Problem description:
Read the lines that follow and pick out every one containing the word "FALSE".
::::::
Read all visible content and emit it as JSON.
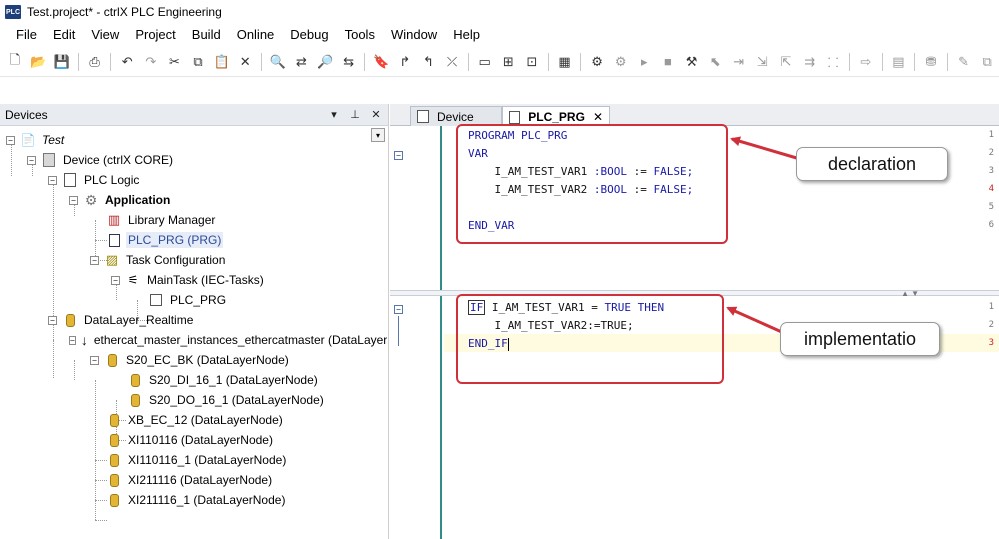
{
  "window": {
    "title": "Test.project* - ctrlX PLC Engineering",
    "app_icon_text": "PLC"
  },
  "menu": [
    "File",
    "Edit",
    "View",
    "Project",
    "Build",
    "Online",
    "Debug",
    "Tools",
    "Window",
    "Help"
  ],
  "devices_panel": {
    "title": "Devices",
    "header_buttons": [
      "▾",
      "⊥",
      "✕"
    ],
    "tree": {
      "root": "Test",
      "device": "Device (ctrlX CORE)",
      "plc_logic": "PLC Logic",
      "application": "Application",
      "library_manager": "Library Manager",
      "plc_prg": "PLC_PRG (PRG)",
      "task_configuration": "Task Configuration",
      "main_task": "MainTask (IEC-Tasks)",
      "main_task_prg": "PLC_PRG",
      "datalayer": "DataLayer_Realtime",
      "ethercat": "ethercat_master_instances_ethercatmaster (DataLayer",
      "s20_ec_bk": "S20_EC_BK (DataLayerNode)",
      "s20_di": "S20_DI_16_1 (DataLayerNode)",
      "s20_do": "S20_DO_16_1 (DataLayerNode)",
      "xb_ec": "XB_EC_12 (DataLayerNode)",
      "xi110116": "XI110116 (DataLayerNode)",
      "xi110116_1": "XI110116_1 (DataLayerNode)",
      "xi211116": "XI211116 (DataLayerNode)",
      "xi211116_1": "XI211116_1 (DataLayerNode)"
    }
  },
  "editor": {
    "tabs": [
      {
        "label": "Device"
      },
      {
        "label": "PLC_PRG"
      }
    ],
    "declaration": {
      "line_numbers": [
        "1",
        "2",
        "3",
        "4",
        "5",
        "6"
      ],
      "line1": "PROGRAM PLC_PRG",
      "line2": "VAR",
      "line3_name": "I_AM_TEST_VAR1",
      "line3_type": ":BOOL",
      "line3_assign": ":=",
      "line3_value": "FALSE;",
      "line4_name": "I_AM_TEST_VAR2",
      "line4_type": ":BOOL",
      "line4_assign": ":=",
      "line4_value": "FALSE;",
      "line6": "END_VAR"
    },
    "implementation": {
      "line_numbers": [
        "1",
        "2",
        "3"
      ],
      "line1_kw": "IF",
      "line1_var": "I_AM_TEST_VAR1",
      "line1_op": "=",
      "line1_true": "TRUE",
      "line1_then": "THEN",
      "line2": "I_AM_TEST_VAR2:=TRUE;",
      "line3": "END_IF"
    }
  },
  "annotations": {
    "declaration": "declaration",
    "implementation": "implementatio"
  },
  "colors": {
    "keyword": "#1a1aa6",
    "annotation_red": "#d0303a",
    "gutter_line": "#2f8f88"
  }
}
::::::
Response for this exercise:
      "line3_value": "FALSE;",
      "line4_value": "FALSE;",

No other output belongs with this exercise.